═══ Extracted entries

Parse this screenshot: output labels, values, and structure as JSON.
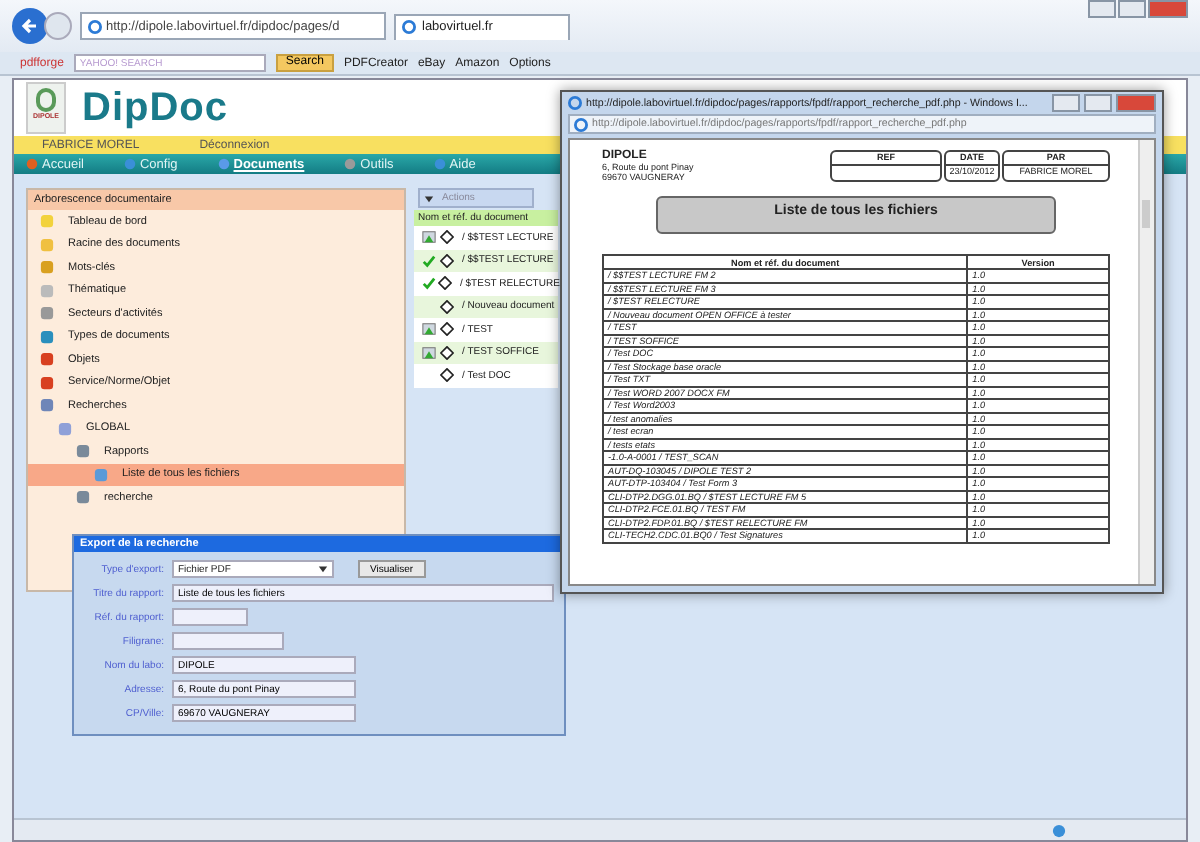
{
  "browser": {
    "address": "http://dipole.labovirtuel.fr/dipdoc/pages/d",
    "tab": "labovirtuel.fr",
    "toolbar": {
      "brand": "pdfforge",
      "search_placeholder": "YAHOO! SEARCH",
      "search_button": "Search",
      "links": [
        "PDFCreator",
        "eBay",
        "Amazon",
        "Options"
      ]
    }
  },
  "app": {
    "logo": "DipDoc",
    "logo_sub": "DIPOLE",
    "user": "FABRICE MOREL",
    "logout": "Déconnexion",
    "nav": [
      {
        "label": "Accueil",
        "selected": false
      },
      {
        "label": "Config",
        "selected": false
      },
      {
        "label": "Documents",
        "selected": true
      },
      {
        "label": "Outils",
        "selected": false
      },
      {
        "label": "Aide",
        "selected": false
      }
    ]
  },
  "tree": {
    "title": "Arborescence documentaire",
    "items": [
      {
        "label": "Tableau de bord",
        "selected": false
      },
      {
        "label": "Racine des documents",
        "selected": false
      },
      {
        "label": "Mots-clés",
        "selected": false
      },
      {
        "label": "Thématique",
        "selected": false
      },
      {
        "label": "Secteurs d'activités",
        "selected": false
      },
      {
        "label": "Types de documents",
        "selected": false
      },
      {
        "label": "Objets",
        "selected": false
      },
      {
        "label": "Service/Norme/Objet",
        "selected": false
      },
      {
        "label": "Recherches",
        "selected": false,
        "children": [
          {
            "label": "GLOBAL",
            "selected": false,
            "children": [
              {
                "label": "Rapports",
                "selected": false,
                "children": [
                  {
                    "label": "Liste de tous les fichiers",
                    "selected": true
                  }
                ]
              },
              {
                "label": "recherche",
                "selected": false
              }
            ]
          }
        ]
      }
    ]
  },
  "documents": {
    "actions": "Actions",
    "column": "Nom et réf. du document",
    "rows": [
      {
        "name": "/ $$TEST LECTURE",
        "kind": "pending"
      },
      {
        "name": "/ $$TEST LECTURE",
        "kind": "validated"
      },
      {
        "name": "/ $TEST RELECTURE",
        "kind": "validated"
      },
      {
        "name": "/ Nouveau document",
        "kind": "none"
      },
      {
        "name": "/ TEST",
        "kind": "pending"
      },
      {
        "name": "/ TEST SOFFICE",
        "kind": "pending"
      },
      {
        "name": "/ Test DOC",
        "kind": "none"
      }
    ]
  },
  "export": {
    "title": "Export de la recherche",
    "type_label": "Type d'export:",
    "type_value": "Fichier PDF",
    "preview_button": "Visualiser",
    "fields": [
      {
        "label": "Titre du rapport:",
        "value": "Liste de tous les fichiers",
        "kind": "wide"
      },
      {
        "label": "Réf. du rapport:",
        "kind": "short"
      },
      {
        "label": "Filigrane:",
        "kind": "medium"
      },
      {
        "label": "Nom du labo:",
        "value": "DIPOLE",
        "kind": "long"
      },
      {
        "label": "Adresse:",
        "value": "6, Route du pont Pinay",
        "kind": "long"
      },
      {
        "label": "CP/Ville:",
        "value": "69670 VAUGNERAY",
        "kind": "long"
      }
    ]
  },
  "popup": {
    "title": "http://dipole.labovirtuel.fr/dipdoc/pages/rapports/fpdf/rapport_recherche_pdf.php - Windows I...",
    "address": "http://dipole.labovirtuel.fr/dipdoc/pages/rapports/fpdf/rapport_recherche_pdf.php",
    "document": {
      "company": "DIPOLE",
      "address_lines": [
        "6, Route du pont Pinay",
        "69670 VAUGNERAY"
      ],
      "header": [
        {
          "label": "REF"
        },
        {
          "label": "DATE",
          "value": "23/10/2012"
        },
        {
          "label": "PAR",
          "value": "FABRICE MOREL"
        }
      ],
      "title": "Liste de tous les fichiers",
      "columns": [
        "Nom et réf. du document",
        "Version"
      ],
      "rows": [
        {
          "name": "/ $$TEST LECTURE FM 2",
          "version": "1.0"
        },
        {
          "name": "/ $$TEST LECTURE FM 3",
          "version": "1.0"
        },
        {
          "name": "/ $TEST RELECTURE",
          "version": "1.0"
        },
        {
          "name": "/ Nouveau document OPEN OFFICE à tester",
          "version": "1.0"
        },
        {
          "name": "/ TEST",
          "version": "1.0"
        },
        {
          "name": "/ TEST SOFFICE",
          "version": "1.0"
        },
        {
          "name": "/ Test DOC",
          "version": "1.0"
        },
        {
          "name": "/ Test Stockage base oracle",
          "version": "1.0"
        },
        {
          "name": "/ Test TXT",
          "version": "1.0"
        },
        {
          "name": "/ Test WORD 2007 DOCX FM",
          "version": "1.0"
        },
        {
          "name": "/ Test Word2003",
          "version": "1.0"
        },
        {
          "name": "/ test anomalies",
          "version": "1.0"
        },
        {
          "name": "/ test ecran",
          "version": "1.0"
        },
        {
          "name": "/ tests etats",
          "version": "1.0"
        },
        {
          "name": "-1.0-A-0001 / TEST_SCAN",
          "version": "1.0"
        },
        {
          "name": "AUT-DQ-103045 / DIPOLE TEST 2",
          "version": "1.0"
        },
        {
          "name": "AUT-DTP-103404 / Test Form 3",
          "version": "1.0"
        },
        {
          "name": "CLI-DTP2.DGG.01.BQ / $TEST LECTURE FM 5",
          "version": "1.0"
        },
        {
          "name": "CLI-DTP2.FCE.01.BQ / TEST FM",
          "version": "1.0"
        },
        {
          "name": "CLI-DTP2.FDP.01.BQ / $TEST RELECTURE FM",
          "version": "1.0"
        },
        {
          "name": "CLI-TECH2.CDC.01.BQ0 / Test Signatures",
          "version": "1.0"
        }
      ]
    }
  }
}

══════

**Task to carry out:** Without including any picture, retype the entries exactly.

**Written solution:**
Parse this screenshot: output labels, values, and structure as JSON.
{
  "browser": {
    "address": "http://dipole.labovirtuel.fr/dipdoc/pages/d",
    "tab": "labovirtuel.fr",
    "toolbar": {
      "brand": "pdfforge",
      "search_placeholder": "YAHOO! SEARCH",
      "search_button": "Search",
      "links": [
        "PDFCreator",
        "eBay",
        "Amazon",
        "Options"
      ]
    }
  },
  "app": {
    "logo": "DipDoc",
    "logo_sub": "DIPOLE",
    "user": "FABRICE MOREL",
    "logout": "Déconnexion",
    "nav": [
      {
        "label": "Accueil",
        "selected": false
      },
      {
        "label": "Config",
        "selected": false
      },
      {
        "label": "Documents",
        "selected": true
      },
      {
        "label": "Outils",
        "selected": false
      },
      {
        "label": "Aide",
        "selected": false
      }
    ]
  },
  "tree": {
    "title": "Arborescence documentaire",
    "items": [
      {
        "label": "Tableau de bord",
        "selected": false
      },
      {
        "label": "Racine des documents",
        "selected": false
      },
      {
        "label": "Mots-clés",
        "selected": false
      },
      {
        "label": "Thématique",
        "selected": false
      },
      {
        "label": "Secteurs d'activités",
        "selected": false
      },
      {
        "label": "Types de documents",
        "selected": false
      },
      {
        "label": "Objets",
        "selected": false
      },
      {
        "label": "Service/Norme/Objet",
        "selected": false
      },
      {
        "label": "Recherches",
        "selected": false,
        "children": [
          {
            "label": "GLOBAL",
            "selected": false,
            "children": [
              {
                "label": "Rapports",
                "selected": false,
                "children": [
                  {
                    "label": "Liste de tous les fichiers",
                    "selected": true
                  }
                ]
              },
              {
                "label": "recherche",
                "selected": false
              }
            ]
          }
        ]
      }
    ]
  },
  "documents": {
    "actions": "Actions",
    "column": "Nom et réf. du document",
    "rows": [
      {
        "name": "/ $$TEST LECTURE",
        "kind": "pending"
      },
      {
        "name": "/ $$TEST LECTURE",
        "kind": "validated"
      },
      {
        "name": "/ $TEST RELECTURE",
        "kind": "validated"
      },
      {
        "name": "/ Nouveau document",
        "kind": "none"
      },
      {
        "name": "/ TEST",
        "kind": "pending"
      },
      {
        "name": "/ TEST SOFFICE",
        "kind": "pending"
      },
      {
        "name": "/ Test DOC",
        "kind": "none"
      }
    ]
  },
  "export": {
    "title": "Export de la recherche",
    "type_label": "Type d'export:",
    "type_value": "Fichier PDF",
    "preview_button": "Visualiser",
    "fields": [
      {
        "label": "Titre du rapport:",
        "value": "Liste de tous les fichiers",
        "kind": "wide"
      },
      {
        "label": "Réf. du rapport:",
        "kind": "short"
      },
      {
        "label": "Filigrane:",
        "kind": "medium"
      },
      {
        "label": "Nom du labo:",
        "value": "DIPOLE",
        "kind": "long"
      },
      {
        "label": "Adresse:",
        "value": "6, Route du pont Pinay",
        "kind": "long"
      },
      {
        "label": "CP/Ville:",
        "value": "69670 VAUGNERAY",
        "kind": "long"
      }
    ]
  },
  "popup": {
    "title": "http://dipole.labovirtuel.fr/dipdoc/pages/rapports/fpdf/rapport_recherche_pdf.php - Windows I...",
    "address": "http://dipole.labovirtuel.fr/dipdoc/pages/rapports/fpdf/rapport_recherche_pdf.php",
    "document": {
      "company": "DIPOLE",
      "address_lines": [
        "6, Route du pont Pinay",
        "69670 VAUGNERAY"
      ],
      "header": [
        {
          "label": "REF"
        },
        {
          "label": "DATE",
          "value": "23/10/2012"
        },
        {
          "label": "PAR",
          "value": "FABRICE MOREL"
        }
      ],
      "title": "Liste de tous les fichiers",
      "columns": [
        "Nom et réf. du document",
        "Version"
      ],
      "rows": [
        {
          "name": "/ $$TEST LECTURE FM 2",
          "version": "1.0"
        },
        {
          "name": "/ $$TEST LECTURE FM 3",
          "version": "1.0"
        },
        {
          "name": "/ $TEST RELECTURE",
          "version": "1.0"
        },
        {
          "name": "/ Nouveau document OPEN OFFICE à tester",
          "version": "1.0"
        },
        {
          "name": "/ TEST",
          "version": "1.0"
        },
        {
          "name": "/ TEST SOFFICE",
          "version": "1.0"
        },
        {
          "name": "/ Test DOC",
          "version": "1.0"
        },
        {
          "name": "/ Test Stockage base oracle",
          "version": "1.0"
        },
        {
          "name": "/ Test TXT",
          "version": "1.0"
        },
        {
          "name": "/ Test WORD 2007 DOCX FM",
          "version": "1.0"
        },
        {
          "name": "/ Test Word2003",
          "version": "1.0"
        },
        {
          "name": "/ test anomalies",
          "version": "1.0"
        },
        {
          "name": "/ test ecran",
          "version": "1.0"
        },
        {
          "name": "/ tests etats",
          "version": "1.0"
        },
        {
          "name": "-1.0-A-0001 / TEST_SCAN",
          "version": "1.0"
        },
        {
          "name": "AUT-DQ-103045 / DIPOLE TEST 2",
          "version": "1.0"
        },
        {
          "name": "AUT-DTP-103404 / Test Form 3",
          "version": "1.0"
        },
        {
          "name": "CLI-DTP2.DGG.01.BQ / $TEST LECTURE FM 5",
          "version": "1.0"
        },
        {
          "name": "CLI-DTP2.FCE.01.BQ / TEST FM",
          "version": "1.0"
        },
        {
          "name": "CLI-DTP2.FDP.01.BQ / $TEST RELECTURE FM",
          "version": "1.0"
        },
        {
          "name": "CLI-TECH2.CDC.01.BQ0 / Test Signatures",
          "version": "1.0"
        }
      ]
    }
  }
}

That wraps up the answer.